» Task instructions: Identify all lines below that hold "January" and collect them.

══════

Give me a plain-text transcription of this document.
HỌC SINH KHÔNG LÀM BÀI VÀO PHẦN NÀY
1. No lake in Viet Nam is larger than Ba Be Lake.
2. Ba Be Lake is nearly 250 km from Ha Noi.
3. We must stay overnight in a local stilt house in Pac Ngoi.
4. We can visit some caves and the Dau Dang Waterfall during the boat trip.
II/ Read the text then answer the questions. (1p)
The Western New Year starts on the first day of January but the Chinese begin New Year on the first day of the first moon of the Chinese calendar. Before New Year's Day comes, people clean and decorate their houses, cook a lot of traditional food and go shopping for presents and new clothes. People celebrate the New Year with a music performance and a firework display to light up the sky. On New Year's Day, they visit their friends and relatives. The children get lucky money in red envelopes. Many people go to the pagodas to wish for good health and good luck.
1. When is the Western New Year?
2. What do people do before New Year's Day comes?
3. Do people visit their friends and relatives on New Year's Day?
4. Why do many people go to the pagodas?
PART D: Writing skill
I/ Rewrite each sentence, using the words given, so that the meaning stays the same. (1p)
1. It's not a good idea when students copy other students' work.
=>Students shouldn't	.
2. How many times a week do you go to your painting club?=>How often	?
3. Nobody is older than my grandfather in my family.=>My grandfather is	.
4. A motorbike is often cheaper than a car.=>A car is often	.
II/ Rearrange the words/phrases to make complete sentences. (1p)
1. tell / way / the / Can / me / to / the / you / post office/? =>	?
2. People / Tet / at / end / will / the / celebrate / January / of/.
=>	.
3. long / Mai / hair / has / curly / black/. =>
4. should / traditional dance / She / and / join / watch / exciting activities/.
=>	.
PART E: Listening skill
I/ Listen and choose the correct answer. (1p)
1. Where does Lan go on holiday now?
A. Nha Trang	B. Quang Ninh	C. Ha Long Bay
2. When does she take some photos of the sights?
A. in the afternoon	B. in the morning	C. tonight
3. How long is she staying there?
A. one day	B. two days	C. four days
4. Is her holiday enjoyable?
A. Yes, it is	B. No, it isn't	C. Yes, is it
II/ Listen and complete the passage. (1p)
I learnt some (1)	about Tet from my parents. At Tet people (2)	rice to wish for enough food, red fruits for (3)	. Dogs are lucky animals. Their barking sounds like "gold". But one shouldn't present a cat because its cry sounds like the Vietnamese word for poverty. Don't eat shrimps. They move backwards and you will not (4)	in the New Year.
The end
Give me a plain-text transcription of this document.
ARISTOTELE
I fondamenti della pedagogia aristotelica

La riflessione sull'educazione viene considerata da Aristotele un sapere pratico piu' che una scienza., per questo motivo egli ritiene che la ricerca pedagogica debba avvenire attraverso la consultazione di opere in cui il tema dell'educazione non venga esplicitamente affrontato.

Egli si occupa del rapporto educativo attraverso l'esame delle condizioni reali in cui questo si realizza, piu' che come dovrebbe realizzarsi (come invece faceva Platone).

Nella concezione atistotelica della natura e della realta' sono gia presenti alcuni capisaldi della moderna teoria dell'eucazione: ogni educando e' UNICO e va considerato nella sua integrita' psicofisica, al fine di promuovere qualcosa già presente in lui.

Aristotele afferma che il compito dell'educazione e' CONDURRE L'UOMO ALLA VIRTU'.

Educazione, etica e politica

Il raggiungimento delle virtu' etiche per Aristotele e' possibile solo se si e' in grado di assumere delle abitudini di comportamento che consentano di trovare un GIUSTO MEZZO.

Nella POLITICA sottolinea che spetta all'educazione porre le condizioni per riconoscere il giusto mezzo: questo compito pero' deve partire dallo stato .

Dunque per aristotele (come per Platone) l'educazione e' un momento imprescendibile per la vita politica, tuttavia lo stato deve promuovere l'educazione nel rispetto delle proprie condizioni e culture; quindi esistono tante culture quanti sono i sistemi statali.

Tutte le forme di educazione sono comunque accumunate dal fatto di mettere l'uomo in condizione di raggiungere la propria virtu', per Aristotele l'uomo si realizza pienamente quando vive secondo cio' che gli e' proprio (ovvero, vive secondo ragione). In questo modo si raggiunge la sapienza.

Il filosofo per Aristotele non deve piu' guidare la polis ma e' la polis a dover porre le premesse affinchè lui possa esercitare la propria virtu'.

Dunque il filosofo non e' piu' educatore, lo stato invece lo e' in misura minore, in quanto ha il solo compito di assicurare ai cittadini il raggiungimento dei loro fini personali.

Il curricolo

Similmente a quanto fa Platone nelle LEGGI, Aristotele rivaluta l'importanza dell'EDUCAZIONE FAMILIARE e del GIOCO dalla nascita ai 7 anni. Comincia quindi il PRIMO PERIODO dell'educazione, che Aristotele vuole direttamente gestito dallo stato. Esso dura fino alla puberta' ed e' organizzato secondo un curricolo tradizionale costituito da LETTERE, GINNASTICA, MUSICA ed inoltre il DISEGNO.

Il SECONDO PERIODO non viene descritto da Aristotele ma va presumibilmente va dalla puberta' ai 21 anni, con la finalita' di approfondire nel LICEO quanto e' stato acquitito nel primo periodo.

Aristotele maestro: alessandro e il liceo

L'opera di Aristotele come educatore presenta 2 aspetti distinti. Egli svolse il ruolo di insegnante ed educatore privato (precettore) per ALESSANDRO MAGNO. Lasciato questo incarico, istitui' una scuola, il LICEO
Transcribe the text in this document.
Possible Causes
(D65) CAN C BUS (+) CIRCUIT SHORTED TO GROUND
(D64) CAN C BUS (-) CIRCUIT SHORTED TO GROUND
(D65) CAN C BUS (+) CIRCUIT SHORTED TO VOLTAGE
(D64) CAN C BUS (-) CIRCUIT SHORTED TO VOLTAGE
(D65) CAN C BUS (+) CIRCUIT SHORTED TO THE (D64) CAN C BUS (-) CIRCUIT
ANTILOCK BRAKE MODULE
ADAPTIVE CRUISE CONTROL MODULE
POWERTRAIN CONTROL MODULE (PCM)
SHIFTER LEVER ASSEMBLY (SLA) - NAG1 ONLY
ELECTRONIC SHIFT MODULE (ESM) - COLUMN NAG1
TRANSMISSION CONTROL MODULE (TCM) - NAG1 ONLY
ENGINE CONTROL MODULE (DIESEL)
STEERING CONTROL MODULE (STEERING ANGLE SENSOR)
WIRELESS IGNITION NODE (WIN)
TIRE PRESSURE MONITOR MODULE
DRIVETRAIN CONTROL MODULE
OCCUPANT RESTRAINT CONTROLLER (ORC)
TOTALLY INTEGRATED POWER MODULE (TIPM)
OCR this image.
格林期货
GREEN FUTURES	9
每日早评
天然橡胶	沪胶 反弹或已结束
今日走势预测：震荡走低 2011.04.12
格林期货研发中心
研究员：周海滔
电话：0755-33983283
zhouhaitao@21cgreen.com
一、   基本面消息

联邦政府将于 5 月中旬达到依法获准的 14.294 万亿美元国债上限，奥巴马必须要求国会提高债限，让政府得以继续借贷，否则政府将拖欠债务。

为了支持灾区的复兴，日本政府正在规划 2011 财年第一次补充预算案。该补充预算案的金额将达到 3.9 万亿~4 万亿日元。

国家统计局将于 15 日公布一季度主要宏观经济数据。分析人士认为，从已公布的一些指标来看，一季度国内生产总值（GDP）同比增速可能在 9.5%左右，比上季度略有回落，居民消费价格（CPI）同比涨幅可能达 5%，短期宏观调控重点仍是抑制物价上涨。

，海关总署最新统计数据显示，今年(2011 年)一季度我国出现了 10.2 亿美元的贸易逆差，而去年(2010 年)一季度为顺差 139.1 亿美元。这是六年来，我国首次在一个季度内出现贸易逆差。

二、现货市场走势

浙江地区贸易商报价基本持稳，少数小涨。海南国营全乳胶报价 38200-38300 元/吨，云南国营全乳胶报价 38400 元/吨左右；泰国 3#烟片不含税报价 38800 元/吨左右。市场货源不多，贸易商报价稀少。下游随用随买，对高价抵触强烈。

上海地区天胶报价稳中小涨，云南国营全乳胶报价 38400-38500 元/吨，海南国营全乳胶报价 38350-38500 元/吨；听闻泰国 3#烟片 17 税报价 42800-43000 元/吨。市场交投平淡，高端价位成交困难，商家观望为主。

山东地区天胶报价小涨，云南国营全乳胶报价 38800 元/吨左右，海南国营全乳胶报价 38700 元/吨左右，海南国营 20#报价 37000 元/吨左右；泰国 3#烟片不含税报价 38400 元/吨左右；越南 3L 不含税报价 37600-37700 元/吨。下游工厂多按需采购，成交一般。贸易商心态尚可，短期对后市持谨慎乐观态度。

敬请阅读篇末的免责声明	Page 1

══════

» Answer to the exercise:
The Western New Year starts on the first day of January but the Chinese begin New Year on the first day of the first moon of the Chinese calendar. Before New Year's Day comes, people clean and decorate their houses, cook a lot of traditional food and go shopping for presents and new clothes. People celebrate the New Year with a music performance and a firework display to light up the sky. On New Year's Day, they visit their friends and relatives. The children get lucky money in red envelopes. Many people go to the pagodas to wish for good health and good luck.
2. People / Tet / at / end / will / the / celebrate / January / of/.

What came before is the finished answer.